━━━ INFORMATION GIVEN ━━━
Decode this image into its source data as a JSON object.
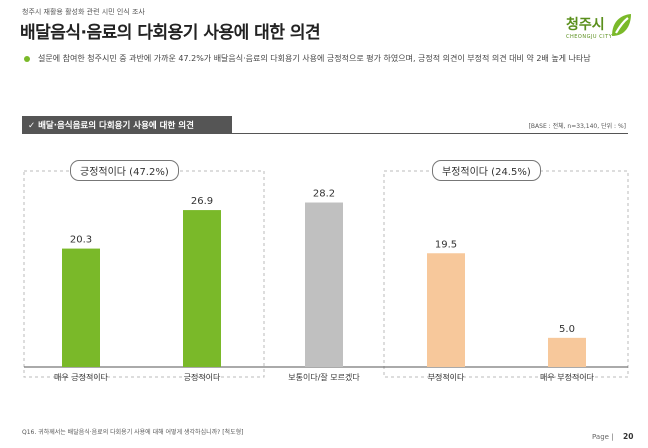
{
  "header": {
    "supertitle": "청주시 재활용 활성화 관련 시민 인식 조사",
    "title": "배달음식·음료의 다회용기 사용에 대한 의견"
  },
  "logo": {
    "text": "청주시",
    "sub": "CHEONGJU CITY"
  },
  "summary": "설문에 참여한 청주시민 중 과반에 가까운 47.2%가 배달음식·음료의 다회용기 사용에 긍정적으로 평가 하였으며, 긍정적 의견이 부정적 의견 대비 약 2배 높게 나타남",
  "section": {
    "title": "✓ 배달·음식음료의 다회용기 사용에 대한 의견",
    "base": "[BASE : 전체, n=33,140, 단위 : %]"
  },
  "groups": {
    "positive": "긍정적이다 (47.2%)",
    "negative": "부정적이다 (24.5%)"
  },
  "chart_data": {
    "type": "bar",
    "categories": [
      "매우 긍정적이다",
      "긍정적이다",
      "보통이다/잘 모르겠다",
      "부정적이다",
      "매우 부정적이다"
    ],
    "values": [
      20.3,
      26.9,
      28.2,
      19.5,
      5.0
    ],
    "value_labels": [
      "20.3",
      "26.9",
      "28.2",
      "19.5",
      "5.0"
    ],
    "colors": [
      "#7ab929",
      "#7ab929",
      "#c0c0c0",
      "#f7c89b",
      "#f7c89b"
    ],
    "unit": "%",
    "ylim": [
      0,
      30
    ]
  },
  "footnote": "Q16. 귀하께서는 배달음식·음료의 다회용기 사용에 대해 어떻게 생각하십니까? [척도형]",
  "footer": {
    "page_label": "Page  |",
    "page_number": "20"
  }
}
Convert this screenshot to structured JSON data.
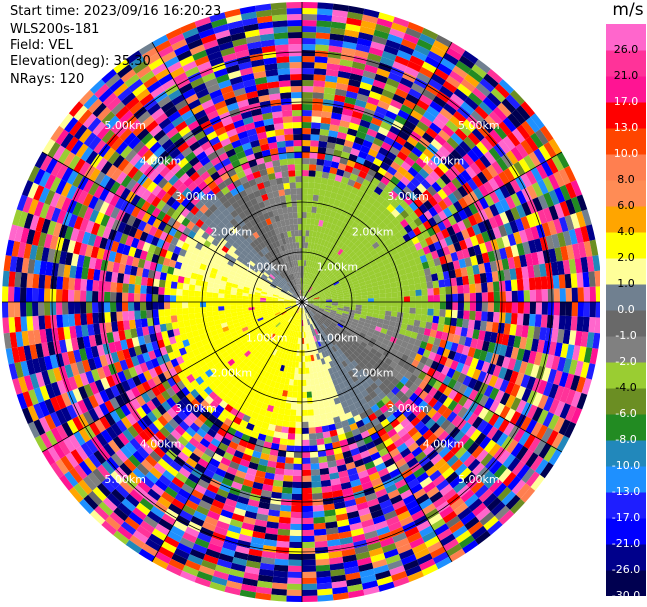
{
  "header": {
    "start_time": "Start time: 2023/09/16 16:20:23",
    "instrument": "WLS200s-181",
    "field": "Field: VEL",
    "elevation": "Elevation(deg): 35.30",
    "nrays": "NRays: 120"
  },
  "chart_data": {
    "type": "heatmap",
    "projection": "polar-ppi",
    "field": "VEL",
    "units": "m/s",
    "n_rays": 120,
    "max_range_km": 6.0,
    "range_rings_km": [
      1,
      2,
      3,
      4,
      5
    ],
    "ring_labels": [
      "1.00km",
      "2.00km",
      "3.00km",
      "4.00km",
      "5.00km"
    ],
    "azimuth_lines_deg": [
      0,
      30,
      60,
      90,
      120,
      150,
      180,
      210,
      240,
      270,
      300,
      330
    ],
    "color_scale": {
      "boundaries": [
        -30,
        -26,
        -21,
        -17,
        -13,
        -10,
        -8,
        -6,
        -4,
        -2,
        -1,
        0,
        1,
        2,
        4,
        6,
        8,
        10,
        13,
        17,
        21,
        26,
        30
      ],
      "tick_labels": [
        "26.0",
        "21.0",
        "17.0",
        "13.0",
        "10.0",
        "8.0",
        "6.0",
        "4.0",
        "2.0",
        "1.0",
        "0.0",
        "-1.0",
        "-2.0",
        "-4.0",
        "-6.0",
        "-8.0",
        "-10.0",
        "-13.0",
        "-17.0",
        "-21.0",
        "-26.0",
        "-30.0"
      ],
      "colors": [
        "#000050",
        "#00008b",
        "#0000ff",
        "#1e1eff",
        "#1e90ff",
        "#2288bb",
        "#228b22",
        "#6b8e23",
        "#9acd32",
        "#808080",
        "#696969",
        "#708090",
        "#ffff99",
        "#ffff00",
        "#ffa500",
        "#ff8c55",
        "#ff7f50",
        "#ff4500",
        "#ff0000",
        "#ff1493",
        "#ff3399",
        "#ff66cc"
      ]
    },
    "pattern": {
      "clean_range_km": 2.5,
      "approaching_sector_deg": [
        60,
        200
      ],
      "receding_sector_deg": [
        220,
        350
      ],
      "noise_beyond_km": 2.8
    }
  }
}
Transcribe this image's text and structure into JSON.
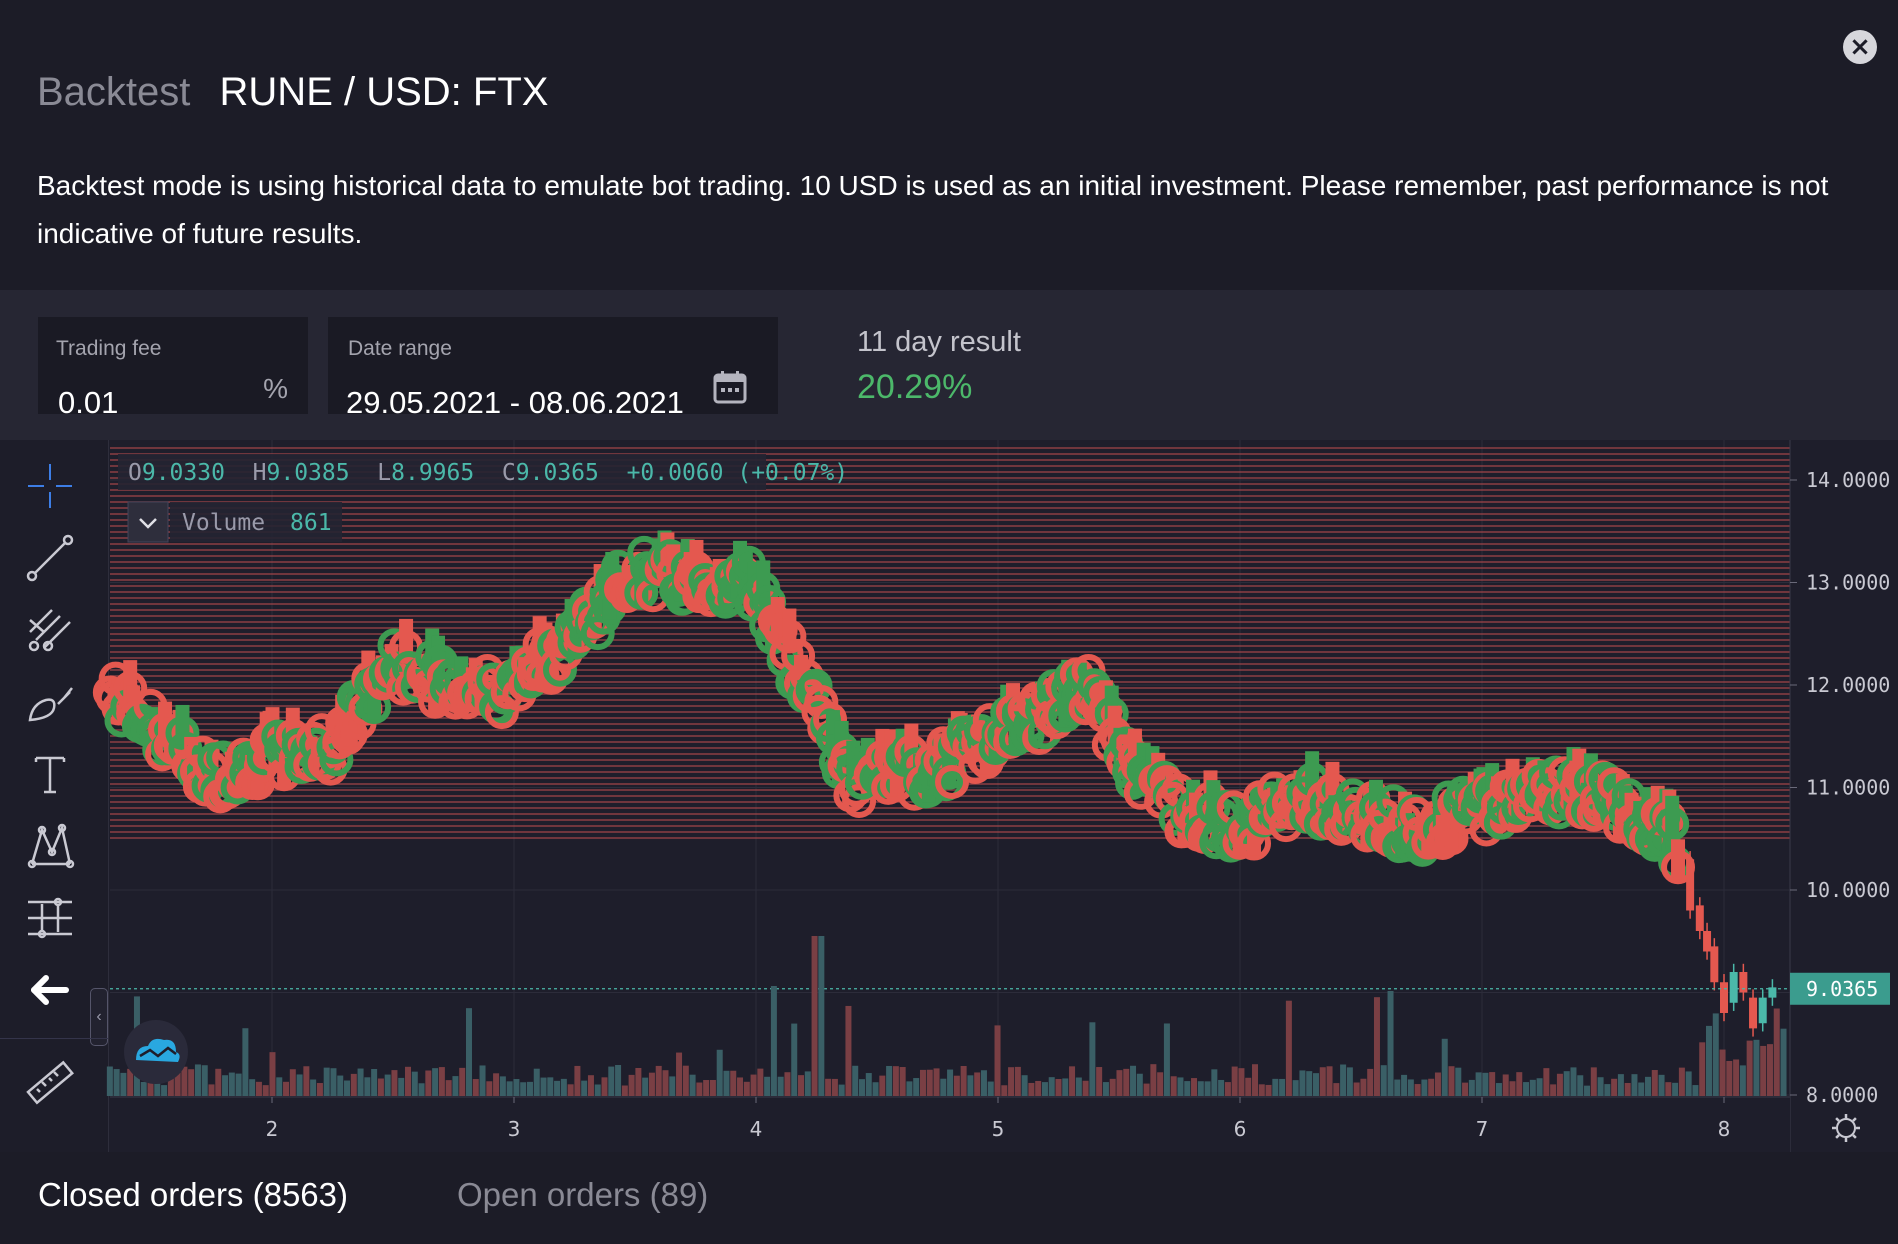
{
  "header": {
    "muted_title": "Backtest",
    "title": "RUNE / USD: FTX",
    "close_icon": "close-icon",
    "description": "Backtest mode is using historical data to emulate bot trading. 10 USD is used as an initial investment. Please remember, past performance is not indicative of future results."
  },
  "fee": {
    "label": "Trading fee",
    "value": "0.01",
    "unit": "%"
  },
  "date_range": {
    "label": "Date range",
    "value": "29.05.2021 - 08.06.2021",
    "icon": "calendar-icon"
  },
  "result": {
    "label": "11 day result",
    "value": "20.29%",
    "color": "#4cb86a"
  },
  "toolbar": {
    "tools": [
      "crosshair-icon",
      "trend-line-icon",
      "pitchfork-icon",
      "brush-icon",
      "text-icon",
      "pattern-icon",
      "prediction-icon",
      "back-arrow-icon",
      "ruler-icon"
    ]
  },
  "legend": {
    "ohlc": {
      "o_label": "O",
      "o_value": "9.0330",
      "h_label": "H",
      "h_value": "9.0385",
      "l_label": "L",
      "l_value": "8.9965",
      "c_label": "C",
      "c_value": "9.0365",
      "change": "+0.0060 (+0.07%)"
    },
    "volume_label": "Volume",
    "volume_value": "861"
  },
  "chart_data": {
    "type": "candlestick",
    "x_tick_labels": [
      "2",
      "3",
      "4",
      "5",
      "6",
      "7",
      "8"
    ],
    "y_tick_labels": [
      "14.0000",
      "13.0000",
      "12.0000",
      "11.0000",
      "10.0000",
      "9.0000",
      "8.0000"
    ],
    "ylim": [
      8.0,
      14.0
    ],
    "last_price": "9.0365",
    "close_series": {
      "x": [
        1.35,
        1.5,
        1.75,
        2.0,
        2.25,
        2.5,
        2.75,
        3.0,
        3.25,
        3.5,
        3.75,
        4.0,
        4.1,
        4.25,
        4.4,
        4.5,
        4.75,
        5.0,
        5.25,
        5.4,
        5.5,
        5.75,
        6.0,
        6.25,
        6.5,
        6.75,
        7.0,
        7.25,
        7.5,
        7.75,
        7.85,
        7.9,
        8.0,
        8.1,
        8.2
      ],
      "y": [
        11.9,
        11.6,
        11.1,
        11.3,
        11.4,
        12.2,
        12.0,
        11.95,
        12.5,
        13.1,
        13.0,
        13.0,
        12.4,
        11.9,
        11.0,
        11.1,
        11.2,
        11.5,
        11.8,
        12.0,
        11.3,
        10.8,
        10.6,
        10.9,
        10.7,
        10.6,
        10.8,
        11.0,
        10.9,
        10.6,
        10.2,
        9.7,
        9.2,
        8.8,
        9.0365
      ]
    },
    "up_color": "#3d9b51",
    "down_color": "#e4584f",
    "volume_up_color": "#3a5f66",
    "volume_down_color": "#7a3f44"
  },
  "tabs": {
    "closed": "Closed orders (8563)",
    "open": "Open orders (89)"
  }
}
━━━
**WHAT YOU SHOULD DO**
Isolate the lines that hold the word "type" and copy all of them.

**SOLUTION TO THIS PROBLEM**
    "type": "bar",
    "type": "heatmap",
    "type": "candlestick",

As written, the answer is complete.